- _Exercise instructions_:
Find each line holding "Website" and copy it out.

- _Data to use_:
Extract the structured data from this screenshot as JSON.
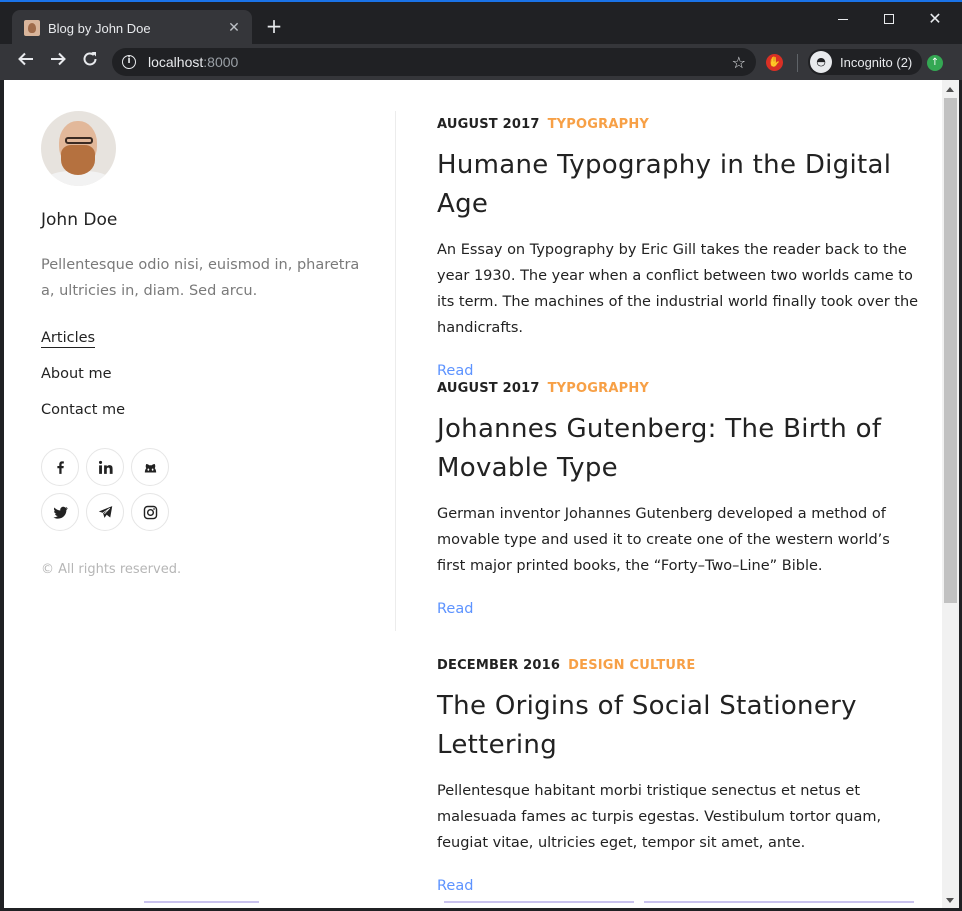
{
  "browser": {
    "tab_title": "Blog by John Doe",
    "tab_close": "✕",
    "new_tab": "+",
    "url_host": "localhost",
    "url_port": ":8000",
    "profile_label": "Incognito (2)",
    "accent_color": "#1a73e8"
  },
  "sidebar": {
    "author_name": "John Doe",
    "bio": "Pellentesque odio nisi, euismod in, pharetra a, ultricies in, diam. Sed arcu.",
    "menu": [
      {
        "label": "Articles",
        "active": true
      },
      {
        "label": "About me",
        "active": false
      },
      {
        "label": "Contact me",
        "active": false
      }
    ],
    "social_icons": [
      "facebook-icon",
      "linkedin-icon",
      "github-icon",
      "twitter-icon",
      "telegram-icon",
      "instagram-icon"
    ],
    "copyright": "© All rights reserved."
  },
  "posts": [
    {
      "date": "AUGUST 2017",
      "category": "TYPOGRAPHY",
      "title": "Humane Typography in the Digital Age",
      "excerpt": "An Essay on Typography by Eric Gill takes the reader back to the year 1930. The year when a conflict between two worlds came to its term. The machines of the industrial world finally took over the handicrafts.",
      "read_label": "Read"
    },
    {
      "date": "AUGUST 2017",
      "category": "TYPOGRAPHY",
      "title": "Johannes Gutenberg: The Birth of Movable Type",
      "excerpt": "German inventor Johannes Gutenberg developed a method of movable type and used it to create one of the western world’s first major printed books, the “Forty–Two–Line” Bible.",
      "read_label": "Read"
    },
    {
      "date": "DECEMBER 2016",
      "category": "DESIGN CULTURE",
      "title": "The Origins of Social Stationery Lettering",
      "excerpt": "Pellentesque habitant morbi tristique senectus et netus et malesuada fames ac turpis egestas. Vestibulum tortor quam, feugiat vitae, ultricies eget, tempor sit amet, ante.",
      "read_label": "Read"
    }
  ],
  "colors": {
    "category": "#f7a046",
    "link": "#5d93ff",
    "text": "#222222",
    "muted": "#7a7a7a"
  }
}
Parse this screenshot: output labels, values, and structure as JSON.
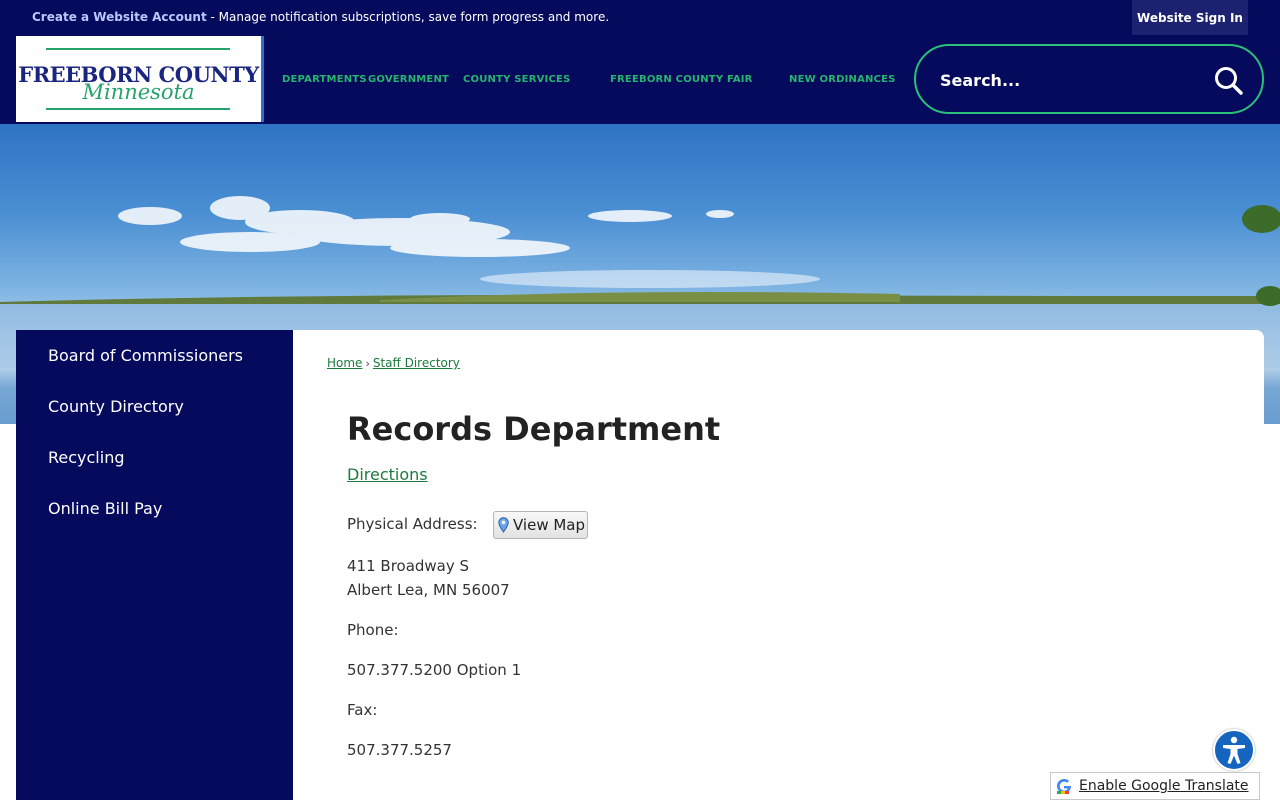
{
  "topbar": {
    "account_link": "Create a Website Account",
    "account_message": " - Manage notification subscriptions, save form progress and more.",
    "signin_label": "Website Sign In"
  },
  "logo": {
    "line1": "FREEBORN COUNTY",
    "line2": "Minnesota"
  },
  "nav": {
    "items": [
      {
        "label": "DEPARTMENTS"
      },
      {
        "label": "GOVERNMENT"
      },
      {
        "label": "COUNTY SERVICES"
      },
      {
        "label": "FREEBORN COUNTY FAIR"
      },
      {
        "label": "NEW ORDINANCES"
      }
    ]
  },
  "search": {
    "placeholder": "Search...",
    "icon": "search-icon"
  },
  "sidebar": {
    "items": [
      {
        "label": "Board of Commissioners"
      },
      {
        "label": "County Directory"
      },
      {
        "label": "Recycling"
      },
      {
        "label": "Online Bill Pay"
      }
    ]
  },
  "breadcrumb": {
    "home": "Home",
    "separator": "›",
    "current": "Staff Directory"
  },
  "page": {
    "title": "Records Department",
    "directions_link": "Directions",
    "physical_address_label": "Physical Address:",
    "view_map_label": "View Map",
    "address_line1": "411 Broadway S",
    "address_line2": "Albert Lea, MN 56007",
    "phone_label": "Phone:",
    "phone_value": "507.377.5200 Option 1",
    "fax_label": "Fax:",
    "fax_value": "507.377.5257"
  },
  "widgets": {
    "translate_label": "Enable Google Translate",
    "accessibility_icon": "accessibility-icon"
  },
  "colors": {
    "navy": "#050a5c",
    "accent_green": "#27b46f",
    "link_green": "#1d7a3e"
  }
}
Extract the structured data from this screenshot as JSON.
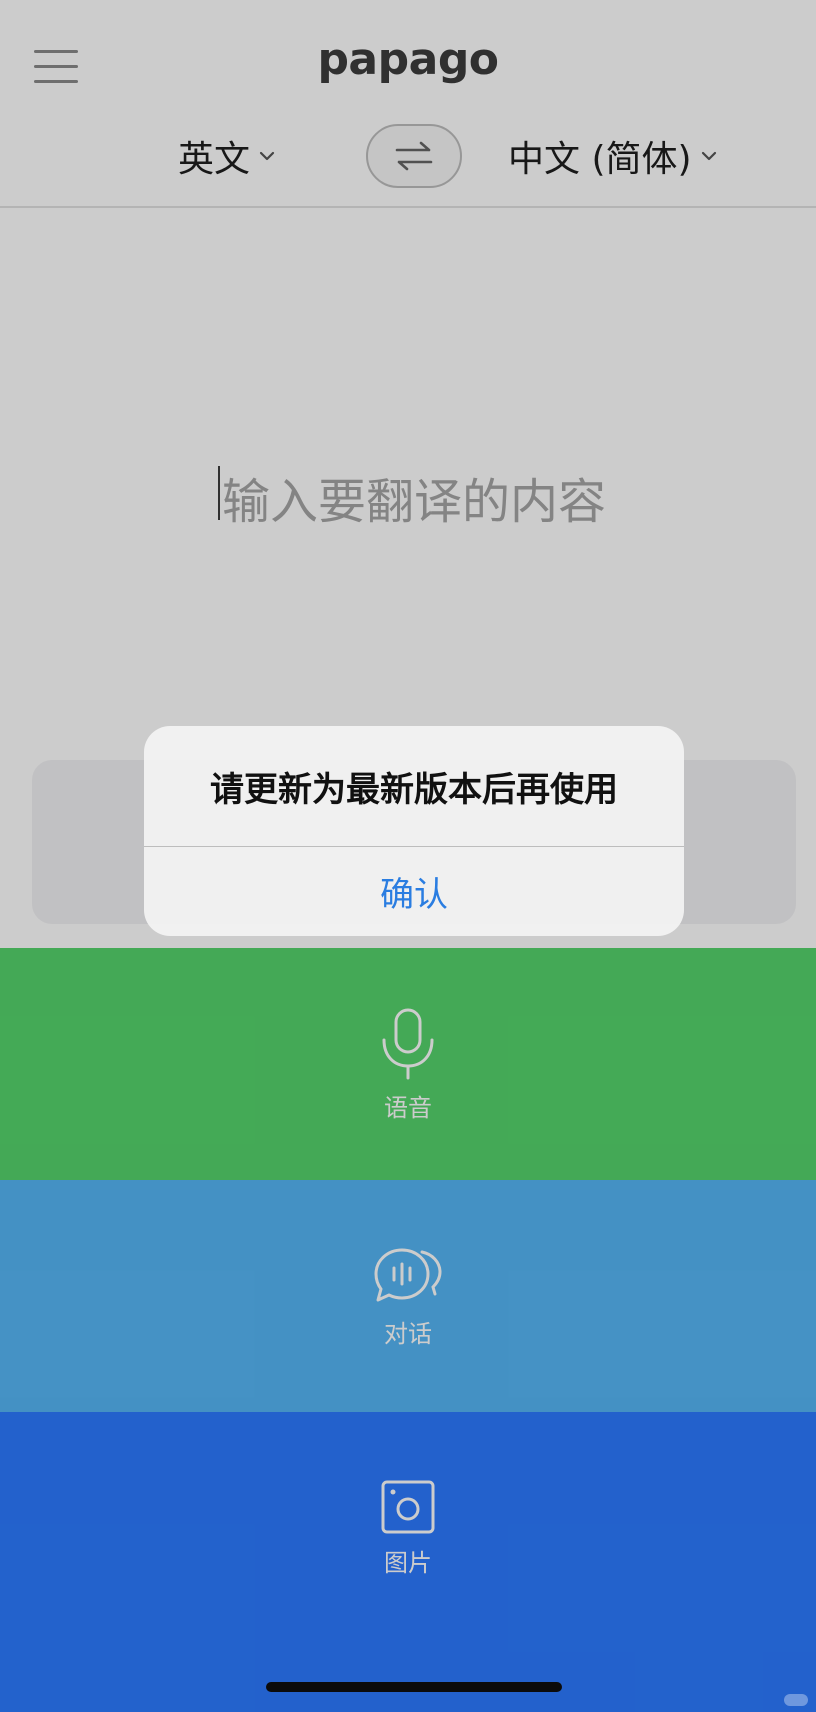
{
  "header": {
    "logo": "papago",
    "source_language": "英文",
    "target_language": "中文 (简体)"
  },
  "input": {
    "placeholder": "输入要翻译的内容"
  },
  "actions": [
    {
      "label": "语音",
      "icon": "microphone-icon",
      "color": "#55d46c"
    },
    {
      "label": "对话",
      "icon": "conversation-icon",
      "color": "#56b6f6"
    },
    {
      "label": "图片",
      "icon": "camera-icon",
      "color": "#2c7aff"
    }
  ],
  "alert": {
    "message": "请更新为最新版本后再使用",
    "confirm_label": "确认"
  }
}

- _Correct response_:
    "account_link": "Create a Website Account",
    "signin_label": "Website Sign In"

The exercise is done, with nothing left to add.